WHAT NEEDS TO BE DONE: Render every line of the items below as a JSON list of strings, one string per line, omitting blank lines.

[Stored items]
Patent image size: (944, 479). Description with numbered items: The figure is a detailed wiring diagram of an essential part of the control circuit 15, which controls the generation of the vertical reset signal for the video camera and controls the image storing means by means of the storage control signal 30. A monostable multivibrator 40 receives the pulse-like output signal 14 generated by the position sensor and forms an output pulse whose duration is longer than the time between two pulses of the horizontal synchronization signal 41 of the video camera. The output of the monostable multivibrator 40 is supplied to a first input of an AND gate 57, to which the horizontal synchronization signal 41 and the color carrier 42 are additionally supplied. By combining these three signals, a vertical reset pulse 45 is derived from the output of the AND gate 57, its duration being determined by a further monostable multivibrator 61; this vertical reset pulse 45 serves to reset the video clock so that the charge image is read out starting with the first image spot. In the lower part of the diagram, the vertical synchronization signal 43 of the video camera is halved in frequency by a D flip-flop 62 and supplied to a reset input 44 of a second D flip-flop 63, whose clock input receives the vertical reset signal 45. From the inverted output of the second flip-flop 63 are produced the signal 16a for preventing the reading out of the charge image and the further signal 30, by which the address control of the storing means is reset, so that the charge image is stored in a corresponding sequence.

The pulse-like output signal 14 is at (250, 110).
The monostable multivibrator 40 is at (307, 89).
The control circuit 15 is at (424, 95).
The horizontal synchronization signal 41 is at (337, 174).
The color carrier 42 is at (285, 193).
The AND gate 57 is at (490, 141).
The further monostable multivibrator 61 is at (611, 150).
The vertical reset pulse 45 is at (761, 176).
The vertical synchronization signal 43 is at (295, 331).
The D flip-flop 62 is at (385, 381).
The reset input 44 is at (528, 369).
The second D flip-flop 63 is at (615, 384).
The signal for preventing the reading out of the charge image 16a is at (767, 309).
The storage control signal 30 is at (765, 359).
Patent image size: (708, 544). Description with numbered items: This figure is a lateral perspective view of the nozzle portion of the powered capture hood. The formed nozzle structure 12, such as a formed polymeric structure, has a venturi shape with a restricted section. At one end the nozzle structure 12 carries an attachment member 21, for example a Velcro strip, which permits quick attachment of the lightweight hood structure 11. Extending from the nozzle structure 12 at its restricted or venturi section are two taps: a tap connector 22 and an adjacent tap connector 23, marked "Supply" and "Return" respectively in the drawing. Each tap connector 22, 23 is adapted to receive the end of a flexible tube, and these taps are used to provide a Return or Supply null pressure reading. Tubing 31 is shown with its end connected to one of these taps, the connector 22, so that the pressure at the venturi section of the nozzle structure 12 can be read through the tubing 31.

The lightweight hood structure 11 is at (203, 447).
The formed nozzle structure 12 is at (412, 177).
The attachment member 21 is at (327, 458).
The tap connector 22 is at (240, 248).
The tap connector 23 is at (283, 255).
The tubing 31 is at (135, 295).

RESPONSE:
[
  "Patent image size: (944, 479). Description with numbered items: The figure is a detailed wiring diagram of an essential part of the control circuit 15, which controls the generation of the vertical reset signal for the video camera and controls the image storing means by means of the storage control signal 30. A monostable multivibrator 40 receives the pulse-like output signal 14 generated by the position sensor and forms an output pulse whose duration is longer than the time between two pulses of the horizontal synchronization signal 41 of the video camera. The output of the monostable multivibrator 40 is supplied to a first input of an AND gate 57, to which the horizontal synchronization signal 41 and the color carrier 42 are additionally supplied. By combining these three signals, a vertical reset pulse 45 is derived from the output of the AND gate 57, its duration being determined by a further monostable multivibrator 61; this vertical reset pulse 45 serves to reset the video clock so that the charge image is read out starting with the first image spot. In the lower part of the diagram, the vertical synchronization signal 43 of the video camera is halved in frequency by a D flip-flop 62 and supplied to a reset input 44 of a second D flip-flop 63, whose clock input receives the vertical reset signal 45. From the inverted output of the second flip-flop 63 are produced the signal 16a for preventing the reading out of the charge image and the further signal 30, by which the address control of the storing means is reset, so that the charge image is stored in a corresponding sequence.",
  "The pulse-like output signal 14 is at (250, 110).",
  "The monostable multivibrator 40 is at (307, 89).",
  "The control circuit 15 is at (424, 95).",
  "The horizontal synchronization signal 41 is at (337, 174).",
  "The color carrier 42 is at (285, 193).",
  "The AND gate 57 is at (490, 141).",
  "The further monostable multivibrator 61 is at (611, 150).",
  "The vertical reset pulse 45 is at (761, 176).",
  "The vertical synchronization signal 43 is at (295, 331).",
  "The D flip-flop 62 is at (385, 381).",
  "The reset input 44 is at (528, 369).",
  "The second D flip-flop 63 is at (615, 384).",
  "The signal for preventing the reading out of the charge image 16a is at (767, 309).",
  "The storage control signal 30 is at (765, 359).",
  "Patent image size: (708, 544). Description with numbered items: This figure is a lateral perspective view of the nozzle portion of the powered capture hood. The formed nozzle structure 12, such as a formed polymeric structure, has a venturi shape with a restricted section. At one end the nozzle structure 12 carries an attachment member 21, for example a Velcro strip, which permits quick attachment of the lightweight hood structure 11. Extending from the nozzle structure 12 at its restricted or venturi section are two taps: a tap connector 22 and an adjacent tap connector 23, marked \"Supply\" and \"Return\" respectively in the drawing. Each tap connector 22, 23 is adapted to receive the end of a flexible tube, and these taps are used to provide a Return or Supply null pressure reading. Tubing 31 is shown with its end connected to one of these taps, the connector 22, so that the pressure at the venturi section of the nozzle structure 12 can be read through the tubing 31.",
  "The lightweight hood structure 11 is at (203, 447).",
  "The formed nozzle structure 12 is at (412, 177).",
  "The attachment member 21 is at (327, 458).",
  "The tap connector 22 is at (240, 248).",
  "The tap connector 23 is at (283, 255).",
  "The tubing 31 is at (135, 295)."
]